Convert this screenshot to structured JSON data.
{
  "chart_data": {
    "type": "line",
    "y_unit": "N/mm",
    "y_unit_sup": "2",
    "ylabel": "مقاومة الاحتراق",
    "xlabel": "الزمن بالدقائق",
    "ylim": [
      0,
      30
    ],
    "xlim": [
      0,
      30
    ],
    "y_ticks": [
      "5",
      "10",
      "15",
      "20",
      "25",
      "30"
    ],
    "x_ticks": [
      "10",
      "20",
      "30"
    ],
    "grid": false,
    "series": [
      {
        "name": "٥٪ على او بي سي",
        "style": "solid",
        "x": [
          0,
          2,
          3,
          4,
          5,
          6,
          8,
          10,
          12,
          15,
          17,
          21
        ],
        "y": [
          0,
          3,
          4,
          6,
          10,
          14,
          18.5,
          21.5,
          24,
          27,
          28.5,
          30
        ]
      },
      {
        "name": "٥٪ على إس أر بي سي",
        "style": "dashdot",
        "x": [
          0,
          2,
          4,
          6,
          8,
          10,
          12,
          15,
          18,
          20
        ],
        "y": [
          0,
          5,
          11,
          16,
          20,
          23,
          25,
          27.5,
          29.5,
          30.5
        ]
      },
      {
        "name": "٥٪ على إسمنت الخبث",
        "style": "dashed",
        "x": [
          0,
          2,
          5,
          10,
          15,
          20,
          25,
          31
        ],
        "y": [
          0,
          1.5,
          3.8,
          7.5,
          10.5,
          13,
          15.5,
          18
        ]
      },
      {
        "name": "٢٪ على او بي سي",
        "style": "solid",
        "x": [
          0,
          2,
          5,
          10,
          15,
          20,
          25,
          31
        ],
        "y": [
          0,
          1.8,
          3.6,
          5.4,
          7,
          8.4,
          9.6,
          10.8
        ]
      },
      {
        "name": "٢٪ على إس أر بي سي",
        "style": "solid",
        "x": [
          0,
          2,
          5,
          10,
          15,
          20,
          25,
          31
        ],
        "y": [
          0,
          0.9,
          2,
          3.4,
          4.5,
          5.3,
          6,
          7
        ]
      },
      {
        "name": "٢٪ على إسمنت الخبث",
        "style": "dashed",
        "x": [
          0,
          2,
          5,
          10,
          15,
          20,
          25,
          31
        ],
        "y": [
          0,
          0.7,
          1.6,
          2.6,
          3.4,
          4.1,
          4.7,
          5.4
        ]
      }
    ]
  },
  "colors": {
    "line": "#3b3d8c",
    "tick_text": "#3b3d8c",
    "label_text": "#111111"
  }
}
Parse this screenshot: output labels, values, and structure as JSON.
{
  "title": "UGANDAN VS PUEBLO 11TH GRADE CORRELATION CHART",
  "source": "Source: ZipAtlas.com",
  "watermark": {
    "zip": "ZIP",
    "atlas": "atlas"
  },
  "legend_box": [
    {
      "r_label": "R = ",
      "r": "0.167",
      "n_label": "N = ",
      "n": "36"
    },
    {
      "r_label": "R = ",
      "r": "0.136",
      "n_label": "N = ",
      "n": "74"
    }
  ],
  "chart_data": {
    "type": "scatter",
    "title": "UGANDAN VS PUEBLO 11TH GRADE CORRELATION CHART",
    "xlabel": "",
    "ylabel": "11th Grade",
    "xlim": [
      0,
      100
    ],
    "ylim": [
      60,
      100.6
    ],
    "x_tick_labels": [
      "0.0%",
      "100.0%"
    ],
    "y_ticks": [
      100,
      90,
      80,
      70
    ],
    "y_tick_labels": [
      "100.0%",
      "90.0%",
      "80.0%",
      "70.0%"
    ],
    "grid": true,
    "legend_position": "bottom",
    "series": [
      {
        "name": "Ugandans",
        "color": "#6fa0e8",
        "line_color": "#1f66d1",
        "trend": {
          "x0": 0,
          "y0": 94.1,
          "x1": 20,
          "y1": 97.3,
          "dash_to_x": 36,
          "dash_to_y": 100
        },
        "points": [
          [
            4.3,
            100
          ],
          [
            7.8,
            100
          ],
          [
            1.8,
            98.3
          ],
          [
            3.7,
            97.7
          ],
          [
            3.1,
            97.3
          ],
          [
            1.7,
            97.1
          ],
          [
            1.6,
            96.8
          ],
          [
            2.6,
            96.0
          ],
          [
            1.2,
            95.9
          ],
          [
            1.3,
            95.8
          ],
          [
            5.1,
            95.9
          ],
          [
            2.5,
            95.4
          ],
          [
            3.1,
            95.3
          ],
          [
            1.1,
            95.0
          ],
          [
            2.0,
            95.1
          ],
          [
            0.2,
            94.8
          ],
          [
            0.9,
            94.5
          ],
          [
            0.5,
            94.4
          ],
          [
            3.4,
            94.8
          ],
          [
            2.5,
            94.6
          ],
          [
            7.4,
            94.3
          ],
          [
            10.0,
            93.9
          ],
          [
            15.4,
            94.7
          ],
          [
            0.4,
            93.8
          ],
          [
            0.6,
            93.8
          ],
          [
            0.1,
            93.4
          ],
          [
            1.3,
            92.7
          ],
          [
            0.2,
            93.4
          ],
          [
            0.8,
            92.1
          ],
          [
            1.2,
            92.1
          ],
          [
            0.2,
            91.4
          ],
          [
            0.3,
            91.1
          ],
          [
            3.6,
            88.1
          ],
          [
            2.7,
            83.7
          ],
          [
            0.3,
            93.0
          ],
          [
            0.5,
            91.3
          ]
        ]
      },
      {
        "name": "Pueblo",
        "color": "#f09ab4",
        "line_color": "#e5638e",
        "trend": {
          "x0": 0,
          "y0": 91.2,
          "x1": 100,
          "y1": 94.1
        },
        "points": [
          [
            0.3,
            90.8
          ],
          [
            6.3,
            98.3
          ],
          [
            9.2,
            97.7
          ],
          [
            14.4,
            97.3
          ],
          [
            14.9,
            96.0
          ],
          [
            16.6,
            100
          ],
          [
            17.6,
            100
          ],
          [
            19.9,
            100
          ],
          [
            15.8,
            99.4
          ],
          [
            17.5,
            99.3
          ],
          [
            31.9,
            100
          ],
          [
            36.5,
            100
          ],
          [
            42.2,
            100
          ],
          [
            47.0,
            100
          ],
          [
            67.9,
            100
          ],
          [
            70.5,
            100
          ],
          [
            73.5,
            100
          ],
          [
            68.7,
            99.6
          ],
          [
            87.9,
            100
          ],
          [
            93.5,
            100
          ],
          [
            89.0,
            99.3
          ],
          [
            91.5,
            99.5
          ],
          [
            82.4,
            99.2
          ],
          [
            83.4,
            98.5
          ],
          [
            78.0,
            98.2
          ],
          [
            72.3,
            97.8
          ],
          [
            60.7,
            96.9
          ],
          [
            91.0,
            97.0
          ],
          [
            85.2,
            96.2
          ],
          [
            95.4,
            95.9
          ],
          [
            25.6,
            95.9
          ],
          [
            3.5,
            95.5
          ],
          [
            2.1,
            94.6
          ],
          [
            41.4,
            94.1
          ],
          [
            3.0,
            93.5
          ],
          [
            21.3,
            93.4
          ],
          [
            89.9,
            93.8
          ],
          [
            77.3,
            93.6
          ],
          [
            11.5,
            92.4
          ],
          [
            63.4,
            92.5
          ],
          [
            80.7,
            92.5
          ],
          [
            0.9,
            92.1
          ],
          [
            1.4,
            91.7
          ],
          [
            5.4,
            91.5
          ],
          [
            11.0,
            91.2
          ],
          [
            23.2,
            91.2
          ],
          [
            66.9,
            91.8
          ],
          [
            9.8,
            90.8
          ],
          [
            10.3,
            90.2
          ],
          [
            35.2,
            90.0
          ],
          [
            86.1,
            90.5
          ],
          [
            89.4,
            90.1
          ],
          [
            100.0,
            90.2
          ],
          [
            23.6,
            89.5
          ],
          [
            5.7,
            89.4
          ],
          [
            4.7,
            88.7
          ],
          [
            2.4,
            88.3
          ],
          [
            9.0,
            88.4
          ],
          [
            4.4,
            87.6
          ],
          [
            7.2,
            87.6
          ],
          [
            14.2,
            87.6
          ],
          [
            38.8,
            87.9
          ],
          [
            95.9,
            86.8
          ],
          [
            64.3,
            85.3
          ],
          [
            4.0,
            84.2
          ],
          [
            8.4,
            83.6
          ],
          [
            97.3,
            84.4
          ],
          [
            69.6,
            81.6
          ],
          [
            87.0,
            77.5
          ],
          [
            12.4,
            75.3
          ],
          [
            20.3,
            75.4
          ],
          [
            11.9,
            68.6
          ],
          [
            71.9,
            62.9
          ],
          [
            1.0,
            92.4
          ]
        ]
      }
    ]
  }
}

——————

Task to complete:
Copy every line of the listing that contains the word "الخبث".

Solution below:
        "name": "٥٪ على إسمنت الخبث",
        "name": "٢٪ على إسمنت الخبث",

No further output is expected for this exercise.